Problem description:
Reproduce the following records line for line, with no changes.

■ ■ ■ ■

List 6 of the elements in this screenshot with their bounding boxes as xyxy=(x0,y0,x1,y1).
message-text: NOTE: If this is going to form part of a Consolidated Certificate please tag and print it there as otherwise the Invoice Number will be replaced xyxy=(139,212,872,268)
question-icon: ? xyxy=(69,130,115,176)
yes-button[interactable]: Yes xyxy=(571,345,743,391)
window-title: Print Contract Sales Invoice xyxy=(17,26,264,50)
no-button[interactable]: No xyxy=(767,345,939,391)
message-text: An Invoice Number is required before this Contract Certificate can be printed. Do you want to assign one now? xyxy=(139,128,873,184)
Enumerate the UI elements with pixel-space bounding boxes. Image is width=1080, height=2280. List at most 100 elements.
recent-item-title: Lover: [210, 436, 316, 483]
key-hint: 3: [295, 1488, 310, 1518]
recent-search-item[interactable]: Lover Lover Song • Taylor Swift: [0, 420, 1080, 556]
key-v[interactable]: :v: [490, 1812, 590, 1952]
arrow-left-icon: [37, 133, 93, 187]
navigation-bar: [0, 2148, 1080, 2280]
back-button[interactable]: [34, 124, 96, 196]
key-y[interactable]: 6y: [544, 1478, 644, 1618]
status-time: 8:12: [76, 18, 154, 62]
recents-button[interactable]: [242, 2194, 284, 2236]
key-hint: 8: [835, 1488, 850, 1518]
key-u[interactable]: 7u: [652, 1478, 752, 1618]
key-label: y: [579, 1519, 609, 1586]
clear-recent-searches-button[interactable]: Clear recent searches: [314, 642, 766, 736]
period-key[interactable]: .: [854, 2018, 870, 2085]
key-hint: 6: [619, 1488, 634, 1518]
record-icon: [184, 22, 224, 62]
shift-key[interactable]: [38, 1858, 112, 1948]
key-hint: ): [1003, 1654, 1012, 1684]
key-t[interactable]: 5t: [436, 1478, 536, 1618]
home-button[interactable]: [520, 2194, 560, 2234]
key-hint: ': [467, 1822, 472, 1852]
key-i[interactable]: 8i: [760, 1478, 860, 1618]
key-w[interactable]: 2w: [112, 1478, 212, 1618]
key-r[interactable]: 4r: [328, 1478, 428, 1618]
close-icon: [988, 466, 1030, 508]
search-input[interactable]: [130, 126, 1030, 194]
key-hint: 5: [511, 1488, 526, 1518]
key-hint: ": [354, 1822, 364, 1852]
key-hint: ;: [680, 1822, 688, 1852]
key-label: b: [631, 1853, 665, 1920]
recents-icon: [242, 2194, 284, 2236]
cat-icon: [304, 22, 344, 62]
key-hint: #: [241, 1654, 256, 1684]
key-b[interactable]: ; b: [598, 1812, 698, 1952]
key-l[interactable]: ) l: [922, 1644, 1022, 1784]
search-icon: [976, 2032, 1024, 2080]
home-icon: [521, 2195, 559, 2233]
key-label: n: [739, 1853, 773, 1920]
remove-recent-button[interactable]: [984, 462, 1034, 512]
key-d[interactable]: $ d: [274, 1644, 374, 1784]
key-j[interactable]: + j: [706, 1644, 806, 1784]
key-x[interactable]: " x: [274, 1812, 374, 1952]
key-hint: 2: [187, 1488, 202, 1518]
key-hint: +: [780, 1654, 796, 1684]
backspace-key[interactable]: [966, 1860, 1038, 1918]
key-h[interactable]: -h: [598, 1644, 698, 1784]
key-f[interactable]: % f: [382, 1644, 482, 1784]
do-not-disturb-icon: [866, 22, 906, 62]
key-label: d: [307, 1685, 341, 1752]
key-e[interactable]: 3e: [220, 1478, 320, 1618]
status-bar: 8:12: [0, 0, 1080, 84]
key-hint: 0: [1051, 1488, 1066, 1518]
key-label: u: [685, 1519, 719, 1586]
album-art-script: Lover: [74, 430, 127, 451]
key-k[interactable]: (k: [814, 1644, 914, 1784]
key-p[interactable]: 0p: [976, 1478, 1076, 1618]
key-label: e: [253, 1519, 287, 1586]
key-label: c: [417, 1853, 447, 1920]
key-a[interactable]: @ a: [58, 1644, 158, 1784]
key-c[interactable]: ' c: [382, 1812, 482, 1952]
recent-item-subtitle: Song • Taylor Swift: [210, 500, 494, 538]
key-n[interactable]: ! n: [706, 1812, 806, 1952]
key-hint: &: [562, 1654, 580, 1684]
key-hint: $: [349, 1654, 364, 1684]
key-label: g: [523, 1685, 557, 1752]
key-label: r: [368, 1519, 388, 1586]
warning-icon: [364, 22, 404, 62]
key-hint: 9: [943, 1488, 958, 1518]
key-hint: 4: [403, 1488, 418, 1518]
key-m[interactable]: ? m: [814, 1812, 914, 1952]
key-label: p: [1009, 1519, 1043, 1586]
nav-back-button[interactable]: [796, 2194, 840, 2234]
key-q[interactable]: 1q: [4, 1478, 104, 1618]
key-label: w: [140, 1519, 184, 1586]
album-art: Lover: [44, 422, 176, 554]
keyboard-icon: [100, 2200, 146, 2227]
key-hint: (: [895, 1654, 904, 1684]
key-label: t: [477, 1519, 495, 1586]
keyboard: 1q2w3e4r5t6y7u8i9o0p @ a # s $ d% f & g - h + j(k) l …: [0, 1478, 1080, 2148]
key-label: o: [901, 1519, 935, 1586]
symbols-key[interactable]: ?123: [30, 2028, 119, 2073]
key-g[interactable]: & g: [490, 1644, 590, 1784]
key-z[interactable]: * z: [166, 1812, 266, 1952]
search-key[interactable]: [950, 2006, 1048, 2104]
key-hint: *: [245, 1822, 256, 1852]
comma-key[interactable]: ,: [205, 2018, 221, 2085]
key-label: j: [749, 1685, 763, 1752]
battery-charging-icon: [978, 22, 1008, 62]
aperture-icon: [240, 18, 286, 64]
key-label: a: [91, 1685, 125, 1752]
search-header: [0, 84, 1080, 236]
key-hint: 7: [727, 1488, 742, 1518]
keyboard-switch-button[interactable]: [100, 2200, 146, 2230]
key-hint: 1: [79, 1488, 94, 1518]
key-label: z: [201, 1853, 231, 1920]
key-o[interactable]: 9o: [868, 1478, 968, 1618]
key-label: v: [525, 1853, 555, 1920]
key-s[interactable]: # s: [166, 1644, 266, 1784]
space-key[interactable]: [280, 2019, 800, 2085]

■ ■ ■ ■

Task answer:
List 6 of the elements in this screenshot with their bounding boxes as xyxy=(x0,y0,x1,y1).
message-text: NOTE: If this is going to form part of a Consolidated Certificate please tag and print it there as otherwise the Invoice Number will be replaced xyxy=(139,212,872,268)
question-icon: ? xyxy=(69,130,115,176)
yes-button[interactable]: Yes xyxy=(571,345,743,391)
window-title: Print Contract Sales Invoice xyxy=(17,26,264,50)
no-button[interactable]: No xyxy=(767,345,939,391)
message-text: An Invoice Number is required before this Contract Certificate can be printed. Do you want to assign one now? xyxy=(139,128,873,184)
Enumerate the UI elements with pixel-space bounding boxes. Image is width=1080, height=2280. List at most 100 elements.
recent-item-title: Lover: [210, 436, 316, 483]
key-hint: 3: [295, 1488, 310, 1518]
recent-search-item[interactable]: Lover Lover Song • Taylor Swift: [0, 420, 1080, 556]
key-v[interactable]: :v: [490, 1812, 590, 1952]
arrow-left-icon: [37, 133, 93, 187]
navigation-bar: [0, 2148, 1080, 2280]
back-button[interactable]: [34, 124, 96, 196]
key-y[interactable]: 6y: [544, 1478, 644, 1618]
status-time: 8:12: [76, 18, 154, 62]
recents-button[interactable]: [242, 2194, 284, 2236]
key-hint: 8: [835, 1488, 850, 1518]
key-u[interactable]: 7u: [652, 1478, 752, 1618]
key-label: y: [579, 1519, 609, 1586]
clear-recent-searches-button[interactable]: Clear recent searches: [314, 642, 766, 736]
period-key[interactable]: .: [854, 2018, 870, 2085]
key-hint: 6: [619, 1488, 634, 1518]
record-icon: [184, 22, 224, 62]
shift-key[interactable]: [38, 1858, 112, 1948]
key-hint: ): [1003, 1654, 1012, 1684]
key-t[interactable]: 5t: [436, 1478, 536, 1618]
home-button[interactable]: [520, 2194, 560, 2234]
key-hint: ': [467, 1822, 472, 1852]
key-i[interactable]: 8i: [760, 1478, 860, 1618]
key-w[interactable]: 2w: [112, 1478, 212, 1618]
key-r[interactable]: 4r: [328, 1478, 428, 1618]
close-icon: [988, 466, 1030, 508]
search-input[interactable]: [130, 126, 1030, 194]
key-hint: 5: [511, 1488, 526, 1518]
key-hint: ": [354, 1822, 364, 1852]
key-hint: ;: [680, 1822, 688, 1852]
key-label: b: [631, 1853, 665, 1920]
recents-icon: [242, 2194, 284, 2236]
cat-icon: [304, 22, 344, 62]
key-hint: #: [241, 1654, 256, 1684]
key-b[interactable]: ; b: [598, 1812, 698, 1952]
key-l[interactable]: ) l: [922, 1644, 1022, 1784]
search-icon: [976, 2032, 1024, 2080]
home-icon: [521, 2195, 559, 2233]
key-label: n: [739, 1853, 773, 1920]
remove-recent-button[interactable]: [984, 462, 1034, 512]
key-d[interactable]: $ d: [274, 1644, 374, 1784]
key-j[interactable]: + j: [706, 1644, 806, 1784]
key-x[interactable]: " x: [274, 1812, 374, 1952]
key-hint: 2: [187, 1488, 202, 1518]
key-hint: +: [780, 1654, 796, 1684]
backspace-key[interactable]: [966, 1860, 1038, 1918]
key-h[interactable]: -h: [598, 1644, 698, 1784]
key-f[interactable]: % f: [382, 1644, 482, 1784]
do-not-disturb-icon: [866, 22, 906, 62]
key-label: d: [307, 1685, 341, 1752]
key-e[interactable]: 3e: [220, 1478, 320, 1618]
status-bar: 8:12: [0, 0, 1080, 84]
key-hint: 0: [1051, 1488, 1066, 1518]
key-label: u: [685, 1519, 719, 1586]
album-art-script: Lover: [74, 430, 127, 451]
key-k[interactable]: (k: [814, 1644, 914, 1784]
key-p[interactable]: 0p: [976, 1478, 1076, 1618]
key-label: e: [253, 1519, 287, 1586]
key-label: c: [417, 1853, 447, 1920]
key-a[interactable]: @ a: [58, 1644, 158, 1784]
key-c[interactable]: ' c: [382, 1812, 482, 1952]
recent-item-subtitle: Song • Taylor Swift: [210, 500, 494, 538]
key-n[interactable]: ! n: [706, 1812, 806, 1952]
key-hint: &: [562, 1654, 580, 1684]
key-hint: $: [349, 1654, 364, 1684]
key-label: g: [523, 1685, 557, 1752]
key-label: r: [368, 1519, 388, 1586]
warning-icon: [364, 22, 404, 62]
key-hint: 9: [943, 1488, 958, 1518]
key-hint: 4: [403, 1488, 418, 1518]
key-m[interactable]: ? m: [814, 1812, 914, 1952]
key-label: p: [1009, 1519, 1043, 1586]
nav-back-button[interactable]: [796, 2194, 840, 2234]
key-q[interactable]: 1q: [4, 1478, 104, 1618]
key-label: w: [140, 1519, 184, 1586]
album-art: Lover: [44, 422, 176, 554]
keyboard-icon: [100, 2200, 146, 2227]
key-hint: (: [895, 1654, 904, 1684]
key-label: t: [477, 1519, 495, 1586]
keyboard: 1q2w3e4r5t6y7u8i9o0p @ a # s $ d% f & g - h + j(k) l …: [0, 1478, 1080, 2148]
key-label: o: [901, 1519, 935, 1586]
symbols-key[interactable]: ?123: [30, 2028, 119, 2073]
key-g[interactable]: & g: [490, 1644, 590, 1784]
key-z[interactable]: * z: [166, 1812, 266, 1952]
search-key[interactable]: [950, 2006, 1048, 2104]
key-hint: *: [245, 1822, 256, 1852]
comma-key[interactable]: ,: [205, 2018, 221, 2085]
key-label: j: [749, 1685, 763, 1752]
battery-charging-icon: [978, 22, 1008, 62]
aperture-icon: [240, 18, 286, 64]
key-label: a: [91, 1685, 125, 1752]
search-header: [0, 84, 1080, 236]
key-hint: 7: [727, 1488, 742, 1518]
keyboard-switch-button[interactable]: [100, 2200, 146, 2230]
key-hint: 1: [79, 1488, 94, 1518]
key-label: z: [201, 1853, 231, 1920]
key-o[interactable]: 9o: [868, 1478, 968, 1618]
key-label: v: [525, 1853, 555, 1920]
key-s[interactable]: # s: [166, 1644, 266, 1784]
space-key[interactable]: [280, 2019, 800, 2085]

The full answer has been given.